--- START ---

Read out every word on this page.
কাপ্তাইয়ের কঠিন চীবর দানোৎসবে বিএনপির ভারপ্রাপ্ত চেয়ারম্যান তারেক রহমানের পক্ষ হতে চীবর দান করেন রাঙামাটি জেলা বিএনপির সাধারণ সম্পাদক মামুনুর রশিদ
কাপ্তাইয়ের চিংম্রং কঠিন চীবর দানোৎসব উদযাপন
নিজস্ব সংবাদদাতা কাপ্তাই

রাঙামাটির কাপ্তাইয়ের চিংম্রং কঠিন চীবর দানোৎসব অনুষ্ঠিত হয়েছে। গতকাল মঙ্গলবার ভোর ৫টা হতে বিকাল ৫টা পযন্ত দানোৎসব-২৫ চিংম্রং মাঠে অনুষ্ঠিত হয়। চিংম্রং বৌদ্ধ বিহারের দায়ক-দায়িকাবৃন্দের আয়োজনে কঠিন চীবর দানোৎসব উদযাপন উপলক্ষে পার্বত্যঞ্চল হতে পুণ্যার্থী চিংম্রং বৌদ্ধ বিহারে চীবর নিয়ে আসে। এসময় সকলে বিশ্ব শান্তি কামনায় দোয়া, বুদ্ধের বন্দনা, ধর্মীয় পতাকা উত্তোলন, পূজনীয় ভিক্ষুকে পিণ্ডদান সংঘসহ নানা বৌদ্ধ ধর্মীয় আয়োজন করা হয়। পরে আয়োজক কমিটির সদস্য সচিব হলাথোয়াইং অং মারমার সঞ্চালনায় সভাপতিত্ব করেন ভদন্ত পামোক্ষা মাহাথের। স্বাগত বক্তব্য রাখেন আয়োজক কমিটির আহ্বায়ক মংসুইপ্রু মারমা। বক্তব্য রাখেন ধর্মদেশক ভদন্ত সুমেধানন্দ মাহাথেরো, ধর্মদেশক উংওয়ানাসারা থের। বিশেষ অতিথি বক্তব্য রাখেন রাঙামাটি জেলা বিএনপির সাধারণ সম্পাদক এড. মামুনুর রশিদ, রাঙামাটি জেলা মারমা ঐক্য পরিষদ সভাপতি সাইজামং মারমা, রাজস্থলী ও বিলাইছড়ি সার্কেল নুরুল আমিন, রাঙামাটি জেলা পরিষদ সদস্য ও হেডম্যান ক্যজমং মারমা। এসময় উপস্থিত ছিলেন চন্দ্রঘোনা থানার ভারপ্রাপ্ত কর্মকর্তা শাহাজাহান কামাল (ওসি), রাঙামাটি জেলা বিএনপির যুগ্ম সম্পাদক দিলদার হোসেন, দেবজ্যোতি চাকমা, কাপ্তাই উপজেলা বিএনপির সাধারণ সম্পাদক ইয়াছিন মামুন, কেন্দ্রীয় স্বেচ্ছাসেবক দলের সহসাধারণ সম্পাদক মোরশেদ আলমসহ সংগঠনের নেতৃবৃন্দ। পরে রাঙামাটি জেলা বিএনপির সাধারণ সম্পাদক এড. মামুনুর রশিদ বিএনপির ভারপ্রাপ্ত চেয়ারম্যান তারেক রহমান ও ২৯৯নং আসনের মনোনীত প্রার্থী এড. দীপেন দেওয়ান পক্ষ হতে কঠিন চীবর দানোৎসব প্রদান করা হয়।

--- END ---

◆ SET EXERCISE ◆
Print the material once more, exactly.

◆ RESULT FOR THIS TASK ◆
Read out every word on this page.
কাপ্তাইয়ের কঠিন চীবর দানোৎসবে বিএনপির ভারপ্রাপ্ত চেয়ারম্যান তারেক রহমানের পক্ষ হতে চীবর দান করেন রাঙামাটি জেলা বিএনপির সাধারণ সম্পাদক মামুনুর রশিদ
কাপ্তাইয়ের চিংম্রং কঠিন চীবর দানোৎসব উদযাপন
নিজস্ব সংবাদদাতা কাপ্তাই

রাঙামাটির কাপ্তাইয়ের চিংম্রং কঠিন চীবর দানোৎসব অনুষ্ঠিত হয়েছে। গতকাল মঙ্গলবার ভোর ৫টা হতে বিকাল ৫টা পযন্ত দানোৎসব-২৫ চিংম্রং মাঠে অনুষ্ঠিত হয়। চিংম্রং বৌদ্ধ বিহারের দায়ক-দায়িকাবৃন্দের আয়োজনে কঠিন চীবর দানোৎসব উদযাপন উপলক্ষে পার্বত্যঞ্চল হতে পুণ্যার্থী চিংম্রং বৌদ্ধ বিহারে চীবর নিয়ে আসে। এসময় সকলে বিশ্ব শান্তি কামনায় দোয়া, বুদ্ধের বন্দনা, ধর্মীয় পতাকা উত্তোলন, পূজনীয় ভিক্ষুকে পিণ্ডদান সংঘসহ নানা বৌদ্ধ ধর্মীয় আয়োজন করা হয়। পরে আয়োজক কমিটির সদস্য সচিব হলাথোয়াইং অং মারমার সঞ্চালনায় সভাপতিত্ব করেন ভদন্ত পামোক্ষা মাহাথের। স্বাগত বক্তব্য রাখেন আয়োজক কমিটির আহ্বায়ক মংসুইপ্রু মারমা। বক্তব্য রাখেন ধর্মদেশক ভদন্ত সুমেধানন্দ মাহাথেরো, ধর্মদেশক উংওয়ানাসারা থের। বিশেষ অতিথি বক্তব্য রাখেন রাঙামাটি জেলা বিএনপির সাধারণ সম্পাদক এড. মামুনুর রশিদ, রাঙামাটি জেলা মারমা ঐক্য পরিষদ সভাপতি সাইজামং মারমা, রাজস্থলী ও বিলাইছড়ি সার্কেল নুরুল আমিন, রাঙামাটি জেলা পরিষদ সদস্য ও হেডম্যান ক্যজমং মারমা। এসময় উপস্থিত ছিলেন চন্দ্রঘোনা থানার ভারপ্রাপ্ত কর্মকর্তা শাহাজাহান কামাল (ওসি), রাঙামাটি জেলা বিএনপির যুগ্ম সম্পাদক দিলদার হোসেন, দেবজ্যোতি চাকমা, কাপ্তাই উপজেলা বিএনপির সাধারণ সম্পাদক ইয়াছিন মামুন, কেন্দ্রীয় স্বেচ্ছাসেবক দলের সহসাধারণ সম্পাদক মোরশেদ আলমসহ সংগঠনের নেতৃবৃন্দ। পরে রাঙামাটি জেলা বিএনপির সাধারণ সম্পাদক এড. মামুনুর রশিদ বিএনপির ভারপ্রাপ্ত চেয়ারম্যান তারেক রহমান ও ২৯৯নং আসনের মনোনীত প্রার্থী এড. দীপেন দেওয়ান পক্ষ হতে কঠিন চীবর দানোৎসব প্রদান করা হয়।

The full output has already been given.